Collected data entries:

____

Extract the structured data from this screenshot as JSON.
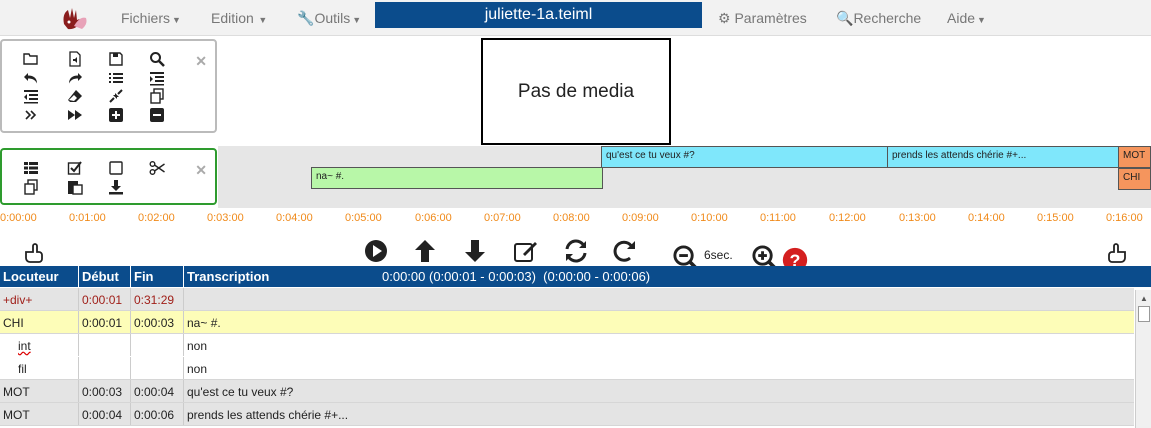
{
  "topbar": {
    "menus": [
      "Fichiers",
      "Edition",
      "Outils",
      "Paramètres",
      "Recherche",
      "Aide"
    ],
    "file_title": "juliette-1a.teiml"
  },
  "panel1": {
    "close_label": "✕"
  },
  "panel2": {
    "close_label": "✕"
  },
  "media": {
    "text": "Pas de media"
  },
  "timeline": {
    "segments": [
      {
        "speaker": "CHI",
        "text": "na~ #."
      },
      {
        "speaker": "MOT",
        "text": "qu'est ce tu veux #?"
      },
      {
        "speaker": "MOT",
        "text": "prends les attends chérie #+..."
      },
      {
        "speaker": "MOT",
        "text": "MOT"
      },
      {
        "speaker": "CHI",
        "text": "CHI"
      }
    ],
    "ticks": [
      "0:00:00",
      "0:01:00",
      "0:02:00",
      "0:03:00",
      "0:04:00",
      "0:05:00",
      "0:06:00",
      "0:07:00",
      "0:08:00",
      "0:09:00",
      "0:10:00",
      "0:11:00",
      "0:12:00",
      "0:13:00",
      "0:14:00",
      "0:15:00",
      "0:16:00"
    ]
  },
  "controls": {
    "zoom_label": "6sec."
  },
  "table": {
    "headers": {
      "speaker": "Locuteur",
      "start": "Début",
      "end": "Fin",
      "transcription": "Transcription"
    },
    "current_time": "0:00:00 (0:00:01 - 0:00:03)  (0:00:00 - 0:00:06)",
    "rows": [
      {
        "speaker": "+div+",
        "start": "0:00:01",
        "end": "0:31:29",
        "text": "",
        "style": "div"
      },
      {
        "speaker": "CHI",
        "start": "0:00:01",
        "end": "0:00:03",
        "text": "na~ #.",
        "style": "highlight"
      },
      {
        "speaker": "int",
        "start": "",
        "end": "",
        "text": "non",
        "style": "sub"
      },
      {
        "speaker": "fil",
        "start": "",
        "end": "",
        "text": "non",
        "style": "sub"
      },
      {
        "speaker": "MOT",
        "start": "0:00:03",
        "end": "0:00:04",
        "text": "qu'est ce tu veux #?",
        "style": "grey"
      },
      {
        "speaker": "MOT",
        "start": "0:00:04",
        "end": "0:00:06",
        "text": "prends les attends chérie #+...",
        "style": "grey"
      }
    ]
  },
  "colors": {
    "brand": "#0b4c8c",
    "highlight_row": "#fdfdb8",
    "grey_row": "#e4e4e4",
    "div_text": "#a0201a",
    "tick": "#f08a1a",
    "segment_green": "#b8f7a8",
    "segment_cyan": "#7fe7fb",
    "segment_orange": "#f5955d"
  }
}
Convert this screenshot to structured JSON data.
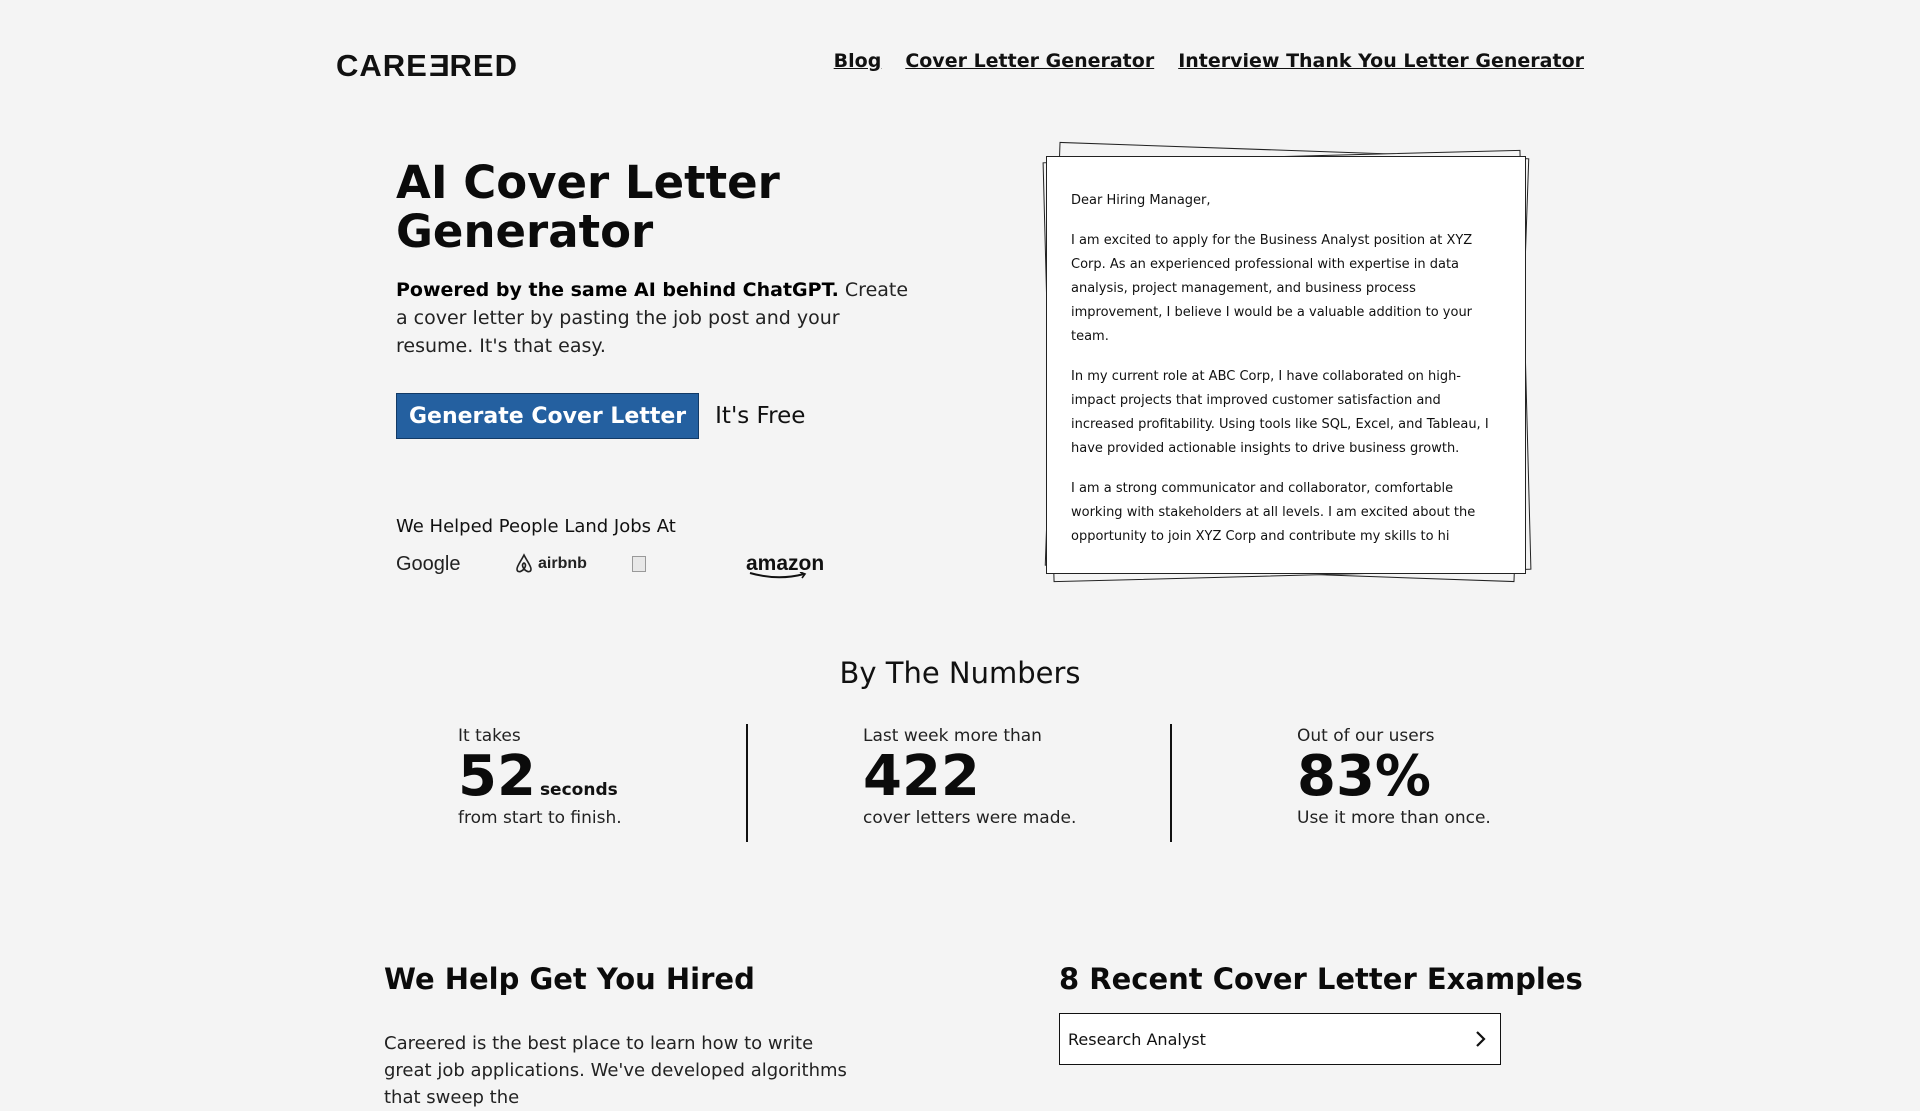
{
  "header": {
    "logo": {
      "prefix": "CARE",
      "flipped": "E",
      "suffix": "RED"
    },
    "nav": [
      "Blog",
      "Cover Letter Generator",
      "Interview Thank You Letter Generator"
    ]
  },
  "hero": {
    "title": "AI Cover Letter Generator",
    "desc_bold": "Powered by the same AI behind ChatGPT.",
    "desc_rest": " Create a cover letter by pasting the job post and your resume. It's that easy.",
    "cta_label": "Generate Cover Letter",
    "cta_note": "It's Free",
    "helped_label": "We Helped People Land Jobs At",
    "companies": {
      "google": "Google",
      "airbnb": "airbnb",
      "amazon": "amazon"
    }
  },
  "letter": {
    "greeting": "Dear Hiring Manager,",
    "p1": "I am excited to apply for the Business Analyst position at XYZ Corp. As an experienced professional with expertise in data analysis, project management, and business process improvement, I believe I would be a valuable addition to your team.",
    "p2": "In my current role at ABC Corp, I have collaborated on high-impact projects that improved customer satisfaction and increased profitability. Using tools like SQL, Excel, and Tableau, I have provided actionable insights to drive business growth.",
    "p3": "I am a strong communicator and collaborator, comfortable working with stakeholders at all levels. I am excited about the opportunity to join XYZ Corp and contribute my skills to hi"
  },
  "numbers": {
    "title": "By The Numbers",
    "stats": [
      {
        "pre": "It takes",
        "value": "52",
        "unit": "seconds",
        "post": "from start to finish."
      },
      {
        "pre": "Last week more than",
        "value": "422",
        "unit": "",
        "post": "cover letters were made."
      },
      {
        "pre": "Out of our users",
        "value": "83%",
        "unit": "",
        "post": "Use it more than once."
      }
    ]
  },
  "help": {
    "title": "We Help Get You Hired",
    "text": "Careered is the best place to learn how to write great job applications. We've developed algorithms that sweep the"
  },
  "examples": {
    "title": "8 Recent Cover Letter Examples",
    "items": [
      "Research Analyst"
    ]
  }
}
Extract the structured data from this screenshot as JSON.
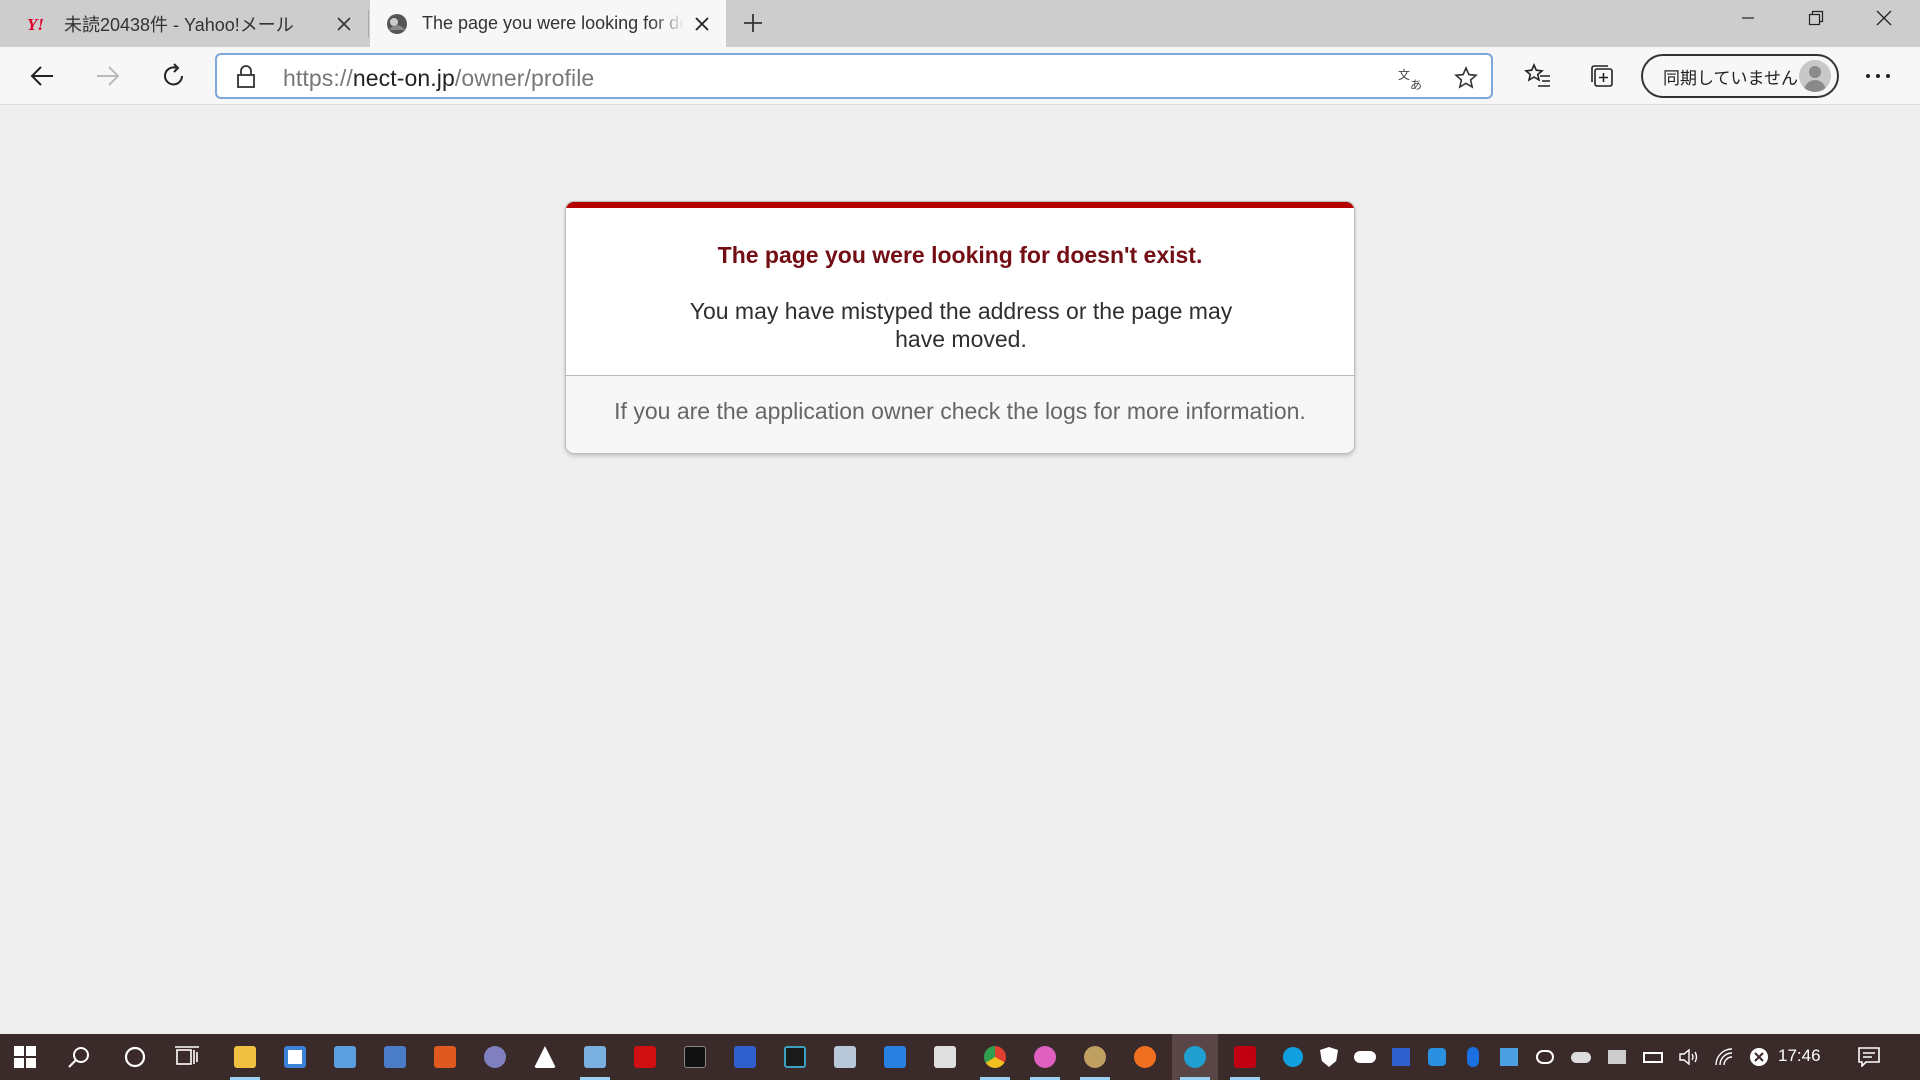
{
  "tabs": [
    {
      "title": "未読20438件 - Yahoo!メール",
      "favicon": "yahoo-icon",
      "active": false
    },
    {
      "title": "The page you were looking for doesn't exist",
      "favicon": "site-icon",
      "active": true
    }
  ],
  "toolbar": {
    "url_scheme": "https://",
    "url_host": "nect-on.jp",
    "url_path": "/owner/profile",
    "sync_label": "同期していません"
  },
  "error": {
    "heading": "The page you were looking for doesn't exist.",
    "message": "You may have mistyped the address or the page may have moved.",
    "footer": "If you are the application owner check the logs for more information."
  },
  "colors": {
    "accent_red": "#b50000",
    "heading_color": "#730e15",
    "taskbar": "#3b2a2a"
  },
  "taskbar": {
    "apps": [
      "file-explorer-icon",
      "store-icon",
      "app-icon",
      "app-icon",
      "app-icon",
      "app-icon",
      "app-icon",
      "app-icon",
      "app-icon",
      "app-icon",
      "terminal-icon",
      "app-icon",
      "app-icon",
      "app-icon",
      "mail-icon",
      "app-icon",
      "chrome-icon",
      "itunes-icon",
      "app-icon",
      "firefox-icon",
      "edge-icon",
      "mcafee-icon"
    ],
    "clock": "17:46"
  }
}
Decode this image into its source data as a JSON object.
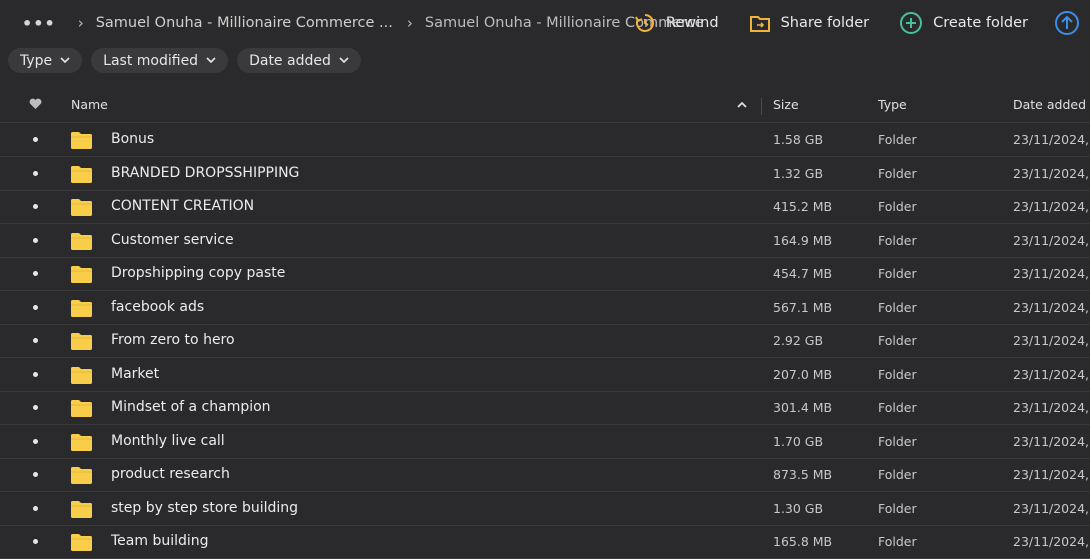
{
  "breadcrumb": {
    "more": "•••",
    "items": [
      "Samuel Onuha - Millionaire Commerce ...",
      "Samuel Onuha - Millionaire Commerce"
    ]
  },
  "toolbar": {
    "rewind": "Rewind",
    "share": "Share folder",
    "create": "Create folder"
  },
  "filters": [
    "Type",
    "Last modified",
    "Date added"
  ],
  "columns": {
    "name": "Name",
    "size": "Size",
    "type": "Type",
    "date": "Date added"
  },
  "colors": {
    "accent_teal": "#45c29a",
    "folder_yellow": "#f7cd4a",
    "upload_blue": "#3a8fe6"
  },
  "rows": [
    {
      "name": "Bonus",
      "size": "1.58 GB",
      "type": "Folder",
      "date": "23/11/2024,"
    },
    {
      "name": "BRANDED DROPSSHIPPING",
      "size": "1.32 GB",
      "type": "Folder",
      "date": "23/11/2024,"
    },
    {
      "name": "CONTENT CREATION",
      "size": "415.2 MB",
      "type": "Folder",
      "date": "23/11/2024,"
    },
    {
      "name": "Customer service",
      "size": "164.9 MB",
      "type": "Folder",
      "date": "23/11/2024,"
    },
    {
      "name": "Dropshipping copy paste",
      "size": "454.7 MB",
      "type": "Folder",
      "date": "23/11/2024,"
    },
    {
      "name": "facebook ads",
      "size": "567.1 MB",
      "type": "Folder",
      "date": "23/11/2024,"
    },
    {
      "name": "From zero to hero",
      "size": "2.92 GB",
      "type": "Folder",
      "date": "23/11/2024,"
    },
    {
      "name": "Market",
      "size": "207.0 MB",
      "type": "Folder",
      "date": "23/11/2024,"
    },
    {
      "name": "Mindset of a champion",
      "size": "301.4 MB",
      "type": "Folder",
      "date": "23/11/2024,"
    },
    {
      "name": "Monthly live call",
      "size": "1.70 GB",
      "type": "Folder",
      "date": "23/11/2024,"
    },
    {
      "name": "product research",
      "size": "873.5 MB",
      "type": "Folder",
      "date": "23/11/2024,"
    },
    {
      "name": "step by step store building",
      "size": "1.30 GB",
      "type": "Folder",
      "date": "23/11/2024,"
    },
    {
      "name": "Team building",
      "size": "165.8 MB",
      "type": "Folder",
      "date": "23/11/2024,"
    }
  ]
}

____

> _Task statement_
Out of the material above, select every line that holds the string "Create".

> _Full solution_
    "desc_rest": " Create a cover letter by pasting the job post and your resume. It's that easy.",
    "create": "Create folder"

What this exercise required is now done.